◆ **The records**
::::::

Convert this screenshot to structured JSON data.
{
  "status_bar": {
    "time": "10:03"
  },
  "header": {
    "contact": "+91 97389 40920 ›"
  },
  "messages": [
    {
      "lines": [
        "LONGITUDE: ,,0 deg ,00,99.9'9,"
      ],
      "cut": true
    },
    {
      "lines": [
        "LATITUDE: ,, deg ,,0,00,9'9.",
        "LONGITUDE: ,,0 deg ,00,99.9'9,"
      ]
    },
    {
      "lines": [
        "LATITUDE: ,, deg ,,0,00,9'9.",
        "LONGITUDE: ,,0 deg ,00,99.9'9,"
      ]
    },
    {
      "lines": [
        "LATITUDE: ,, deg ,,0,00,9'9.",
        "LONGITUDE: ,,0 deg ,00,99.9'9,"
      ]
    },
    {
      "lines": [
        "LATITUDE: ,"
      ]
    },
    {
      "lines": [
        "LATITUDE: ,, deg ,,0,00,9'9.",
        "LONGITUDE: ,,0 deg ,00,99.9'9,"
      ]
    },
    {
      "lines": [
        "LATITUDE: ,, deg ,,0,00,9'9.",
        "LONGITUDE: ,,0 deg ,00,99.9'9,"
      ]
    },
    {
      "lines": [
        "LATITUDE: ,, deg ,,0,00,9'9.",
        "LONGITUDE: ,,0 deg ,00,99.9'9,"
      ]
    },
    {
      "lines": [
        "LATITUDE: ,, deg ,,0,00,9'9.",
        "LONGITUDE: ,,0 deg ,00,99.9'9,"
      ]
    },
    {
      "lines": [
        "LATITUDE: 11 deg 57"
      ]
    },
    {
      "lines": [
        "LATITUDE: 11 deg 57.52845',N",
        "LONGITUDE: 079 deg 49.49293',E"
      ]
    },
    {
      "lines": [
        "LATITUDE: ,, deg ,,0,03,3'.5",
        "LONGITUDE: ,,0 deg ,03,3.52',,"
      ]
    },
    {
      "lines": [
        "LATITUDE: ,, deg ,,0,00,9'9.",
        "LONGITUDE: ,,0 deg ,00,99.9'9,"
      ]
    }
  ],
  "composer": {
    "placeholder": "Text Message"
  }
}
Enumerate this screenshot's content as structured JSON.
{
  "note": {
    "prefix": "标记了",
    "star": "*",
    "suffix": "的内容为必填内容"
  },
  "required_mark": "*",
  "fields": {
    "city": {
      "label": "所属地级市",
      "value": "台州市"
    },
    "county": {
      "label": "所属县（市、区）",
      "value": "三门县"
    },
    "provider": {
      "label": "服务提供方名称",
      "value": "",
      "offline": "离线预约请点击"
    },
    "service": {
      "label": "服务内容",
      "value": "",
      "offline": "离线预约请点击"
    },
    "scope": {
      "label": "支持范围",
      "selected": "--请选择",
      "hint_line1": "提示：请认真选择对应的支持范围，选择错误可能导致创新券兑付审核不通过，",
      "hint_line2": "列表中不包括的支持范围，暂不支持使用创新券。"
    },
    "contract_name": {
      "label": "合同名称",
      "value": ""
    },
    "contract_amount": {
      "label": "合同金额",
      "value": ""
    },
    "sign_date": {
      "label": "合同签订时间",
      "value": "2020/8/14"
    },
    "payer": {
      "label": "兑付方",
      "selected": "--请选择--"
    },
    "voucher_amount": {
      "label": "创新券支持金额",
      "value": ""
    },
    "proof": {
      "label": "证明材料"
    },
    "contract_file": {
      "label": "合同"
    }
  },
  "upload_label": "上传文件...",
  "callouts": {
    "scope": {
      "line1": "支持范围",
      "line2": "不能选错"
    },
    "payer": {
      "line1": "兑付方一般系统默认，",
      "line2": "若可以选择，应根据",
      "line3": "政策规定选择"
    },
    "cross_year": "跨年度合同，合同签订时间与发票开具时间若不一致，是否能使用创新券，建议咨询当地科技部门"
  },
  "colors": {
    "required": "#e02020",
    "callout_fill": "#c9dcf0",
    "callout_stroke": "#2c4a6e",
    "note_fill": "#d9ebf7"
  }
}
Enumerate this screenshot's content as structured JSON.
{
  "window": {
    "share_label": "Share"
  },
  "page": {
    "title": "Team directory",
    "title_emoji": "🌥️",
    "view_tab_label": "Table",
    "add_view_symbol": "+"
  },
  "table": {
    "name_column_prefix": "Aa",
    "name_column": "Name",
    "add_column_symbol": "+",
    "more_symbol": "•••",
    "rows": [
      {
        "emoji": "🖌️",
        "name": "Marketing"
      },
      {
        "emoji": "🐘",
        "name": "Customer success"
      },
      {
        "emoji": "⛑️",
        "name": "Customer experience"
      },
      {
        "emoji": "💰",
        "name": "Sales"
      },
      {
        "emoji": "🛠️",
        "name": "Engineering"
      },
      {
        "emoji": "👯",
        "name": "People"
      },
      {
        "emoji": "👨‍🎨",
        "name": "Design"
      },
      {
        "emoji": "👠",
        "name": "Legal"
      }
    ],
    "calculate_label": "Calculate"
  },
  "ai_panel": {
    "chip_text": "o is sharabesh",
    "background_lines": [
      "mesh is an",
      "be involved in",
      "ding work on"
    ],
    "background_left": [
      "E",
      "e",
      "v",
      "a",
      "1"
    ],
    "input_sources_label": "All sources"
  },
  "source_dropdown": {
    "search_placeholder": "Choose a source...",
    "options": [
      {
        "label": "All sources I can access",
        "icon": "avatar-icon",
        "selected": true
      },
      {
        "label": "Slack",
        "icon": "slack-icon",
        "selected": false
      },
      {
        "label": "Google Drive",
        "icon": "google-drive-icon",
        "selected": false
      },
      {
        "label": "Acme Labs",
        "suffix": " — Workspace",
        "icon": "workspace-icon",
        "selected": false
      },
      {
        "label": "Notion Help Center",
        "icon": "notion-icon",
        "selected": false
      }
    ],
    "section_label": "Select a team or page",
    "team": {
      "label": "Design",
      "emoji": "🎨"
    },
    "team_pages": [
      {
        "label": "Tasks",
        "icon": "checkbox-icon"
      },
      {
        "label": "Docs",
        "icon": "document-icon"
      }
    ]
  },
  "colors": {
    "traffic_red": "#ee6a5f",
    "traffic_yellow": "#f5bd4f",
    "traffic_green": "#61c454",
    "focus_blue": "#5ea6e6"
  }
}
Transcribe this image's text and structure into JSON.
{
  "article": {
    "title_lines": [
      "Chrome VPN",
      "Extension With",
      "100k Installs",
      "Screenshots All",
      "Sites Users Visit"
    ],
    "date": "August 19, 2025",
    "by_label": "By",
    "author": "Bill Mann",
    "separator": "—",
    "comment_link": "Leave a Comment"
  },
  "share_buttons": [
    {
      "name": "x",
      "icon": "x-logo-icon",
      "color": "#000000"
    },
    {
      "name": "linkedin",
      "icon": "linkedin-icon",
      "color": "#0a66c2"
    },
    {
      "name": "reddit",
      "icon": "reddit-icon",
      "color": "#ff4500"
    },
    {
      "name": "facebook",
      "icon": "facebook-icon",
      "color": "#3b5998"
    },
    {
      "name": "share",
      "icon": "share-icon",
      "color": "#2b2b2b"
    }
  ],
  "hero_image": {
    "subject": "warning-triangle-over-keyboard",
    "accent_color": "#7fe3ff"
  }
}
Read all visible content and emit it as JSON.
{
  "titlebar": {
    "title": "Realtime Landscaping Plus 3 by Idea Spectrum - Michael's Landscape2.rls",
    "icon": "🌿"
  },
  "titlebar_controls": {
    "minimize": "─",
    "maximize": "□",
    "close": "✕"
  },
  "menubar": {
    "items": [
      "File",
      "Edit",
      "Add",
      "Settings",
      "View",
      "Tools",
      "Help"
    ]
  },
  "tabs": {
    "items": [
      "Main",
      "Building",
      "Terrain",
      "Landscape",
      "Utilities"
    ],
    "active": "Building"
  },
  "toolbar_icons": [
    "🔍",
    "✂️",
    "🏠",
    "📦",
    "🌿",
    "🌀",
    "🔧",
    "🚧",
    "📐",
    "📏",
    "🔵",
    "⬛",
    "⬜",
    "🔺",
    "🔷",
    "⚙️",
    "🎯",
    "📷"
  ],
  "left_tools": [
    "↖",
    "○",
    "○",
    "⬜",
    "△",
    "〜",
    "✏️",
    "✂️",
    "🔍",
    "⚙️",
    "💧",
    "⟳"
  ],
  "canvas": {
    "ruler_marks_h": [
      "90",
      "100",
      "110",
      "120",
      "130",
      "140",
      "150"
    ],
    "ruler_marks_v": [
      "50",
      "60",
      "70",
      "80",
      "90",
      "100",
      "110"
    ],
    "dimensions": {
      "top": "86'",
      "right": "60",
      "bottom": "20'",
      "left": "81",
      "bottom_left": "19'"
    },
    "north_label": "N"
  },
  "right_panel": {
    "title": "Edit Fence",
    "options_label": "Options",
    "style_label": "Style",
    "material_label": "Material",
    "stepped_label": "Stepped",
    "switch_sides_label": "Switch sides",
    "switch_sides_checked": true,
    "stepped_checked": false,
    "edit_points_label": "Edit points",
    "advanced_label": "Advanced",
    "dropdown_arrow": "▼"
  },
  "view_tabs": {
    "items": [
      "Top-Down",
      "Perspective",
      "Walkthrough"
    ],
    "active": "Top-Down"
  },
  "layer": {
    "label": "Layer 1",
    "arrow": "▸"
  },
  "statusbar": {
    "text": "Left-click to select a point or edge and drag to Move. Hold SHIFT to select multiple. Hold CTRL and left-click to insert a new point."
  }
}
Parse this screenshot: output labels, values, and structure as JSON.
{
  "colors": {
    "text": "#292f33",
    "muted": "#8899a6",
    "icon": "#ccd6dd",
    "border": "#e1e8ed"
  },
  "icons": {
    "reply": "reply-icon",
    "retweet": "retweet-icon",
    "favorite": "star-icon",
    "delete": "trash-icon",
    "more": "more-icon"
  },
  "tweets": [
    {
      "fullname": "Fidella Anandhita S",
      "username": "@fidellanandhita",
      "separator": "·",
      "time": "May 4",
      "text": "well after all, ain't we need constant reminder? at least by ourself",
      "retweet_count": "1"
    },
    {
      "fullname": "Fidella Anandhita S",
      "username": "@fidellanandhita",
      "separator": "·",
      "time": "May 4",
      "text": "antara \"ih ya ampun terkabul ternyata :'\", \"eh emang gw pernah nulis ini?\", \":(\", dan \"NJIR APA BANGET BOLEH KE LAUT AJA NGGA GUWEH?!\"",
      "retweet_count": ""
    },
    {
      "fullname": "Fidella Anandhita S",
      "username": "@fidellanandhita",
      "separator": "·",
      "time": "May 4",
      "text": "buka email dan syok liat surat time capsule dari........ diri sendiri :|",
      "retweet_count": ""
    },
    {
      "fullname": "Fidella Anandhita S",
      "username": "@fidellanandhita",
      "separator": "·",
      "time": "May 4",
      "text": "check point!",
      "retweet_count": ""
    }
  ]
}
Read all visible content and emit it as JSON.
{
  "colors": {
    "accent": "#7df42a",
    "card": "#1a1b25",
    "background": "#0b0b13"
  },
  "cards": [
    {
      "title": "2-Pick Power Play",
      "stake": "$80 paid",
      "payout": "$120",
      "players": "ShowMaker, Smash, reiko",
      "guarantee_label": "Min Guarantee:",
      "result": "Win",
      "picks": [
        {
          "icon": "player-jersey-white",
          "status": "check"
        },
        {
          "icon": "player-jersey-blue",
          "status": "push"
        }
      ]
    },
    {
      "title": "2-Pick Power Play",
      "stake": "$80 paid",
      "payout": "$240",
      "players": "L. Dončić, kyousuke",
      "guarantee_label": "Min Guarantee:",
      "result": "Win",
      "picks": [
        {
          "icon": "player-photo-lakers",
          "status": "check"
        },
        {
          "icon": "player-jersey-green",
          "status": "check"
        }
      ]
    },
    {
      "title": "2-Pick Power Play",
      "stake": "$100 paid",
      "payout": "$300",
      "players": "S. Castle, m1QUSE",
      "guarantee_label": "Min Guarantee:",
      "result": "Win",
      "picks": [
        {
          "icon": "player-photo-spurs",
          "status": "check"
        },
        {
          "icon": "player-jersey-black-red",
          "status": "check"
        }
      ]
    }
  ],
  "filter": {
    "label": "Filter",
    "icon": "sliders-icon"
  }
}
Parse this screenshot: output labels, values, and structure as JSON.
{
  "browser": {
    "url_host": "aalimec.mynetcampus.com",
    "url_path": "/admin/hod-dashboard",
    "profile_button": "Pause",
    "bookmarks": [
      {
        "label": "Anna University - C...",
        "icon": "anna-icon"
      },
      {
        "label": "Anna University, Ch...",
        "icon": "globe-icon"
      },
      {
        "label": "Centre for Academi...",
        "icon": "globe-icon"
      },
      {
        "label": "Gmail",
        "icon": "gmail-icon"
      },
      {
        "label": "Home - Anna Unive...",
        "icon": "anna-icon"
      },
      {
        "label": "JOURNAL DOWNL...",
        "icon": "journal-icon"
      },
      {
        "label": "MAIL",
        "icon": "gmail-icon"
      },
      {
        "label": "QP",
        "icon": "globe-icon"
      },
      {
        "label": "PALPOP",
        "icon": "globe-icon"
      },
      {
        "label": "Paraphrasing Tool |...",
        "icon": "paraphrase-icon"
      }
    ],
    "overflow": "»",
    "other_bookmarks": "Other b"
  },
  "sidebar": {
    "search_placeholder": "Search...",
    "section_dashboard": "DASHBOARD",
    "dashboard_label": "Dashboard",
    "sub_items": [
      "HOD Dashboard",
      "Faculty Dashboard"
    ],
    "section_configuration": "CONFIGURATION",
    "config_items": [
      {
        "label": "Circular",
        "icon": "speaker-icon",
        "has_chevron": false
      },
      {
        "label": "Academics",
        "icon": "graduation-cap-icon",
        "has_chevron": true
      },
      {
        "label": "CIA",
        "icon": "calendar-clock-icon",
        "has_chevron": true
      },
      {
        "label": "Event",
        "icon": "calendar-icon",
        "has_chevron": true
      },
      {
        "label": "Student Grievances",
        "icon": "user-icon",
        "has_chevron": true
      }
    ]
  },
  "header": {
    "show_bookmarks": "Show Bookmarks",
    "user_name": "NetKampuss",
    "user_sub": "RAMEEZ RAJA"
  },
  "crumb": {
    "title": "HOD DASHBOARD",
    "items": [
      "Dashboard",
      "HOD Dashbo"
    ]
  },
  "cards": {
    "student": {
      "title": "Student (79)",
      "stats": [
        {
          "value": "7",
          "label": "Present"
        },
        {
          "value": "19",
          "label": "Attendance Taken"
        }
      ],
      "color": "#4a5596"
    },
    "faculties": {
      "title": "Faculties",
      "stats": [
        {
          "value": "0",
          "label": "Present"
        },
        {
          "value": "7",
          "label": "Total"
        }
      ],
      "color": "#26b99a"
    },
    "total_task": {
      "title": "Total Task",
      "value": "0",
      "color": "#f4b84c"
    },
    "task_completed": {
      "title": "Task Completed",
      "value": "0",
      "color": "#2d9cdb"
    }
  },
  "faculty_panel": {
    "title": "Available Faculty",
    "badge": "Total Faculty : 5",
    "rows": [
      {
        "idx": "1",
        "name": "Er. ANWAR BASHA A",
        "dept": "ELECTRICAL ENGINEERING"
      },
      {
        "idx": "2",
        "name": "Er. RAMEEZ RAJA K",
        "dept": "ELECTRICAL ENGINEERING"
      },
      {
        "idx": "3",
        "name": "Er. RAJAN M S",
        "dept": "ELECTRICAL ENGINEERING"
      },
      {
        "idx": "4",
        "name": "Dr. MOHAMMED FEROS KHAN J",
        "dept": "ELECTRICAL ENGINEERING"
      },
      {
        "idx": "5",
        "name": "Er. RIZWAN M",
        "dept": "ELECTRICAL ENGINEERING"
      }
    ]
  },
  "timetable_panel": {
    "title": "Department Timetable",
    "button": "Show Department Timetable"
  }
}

::::::

◆ **What is being asked**
Find all the lines containing "sources" in the material, then copy them.

◆ **Exercise solution**
    "input_sources_label": "All sources"
        "label": "All sources I can access",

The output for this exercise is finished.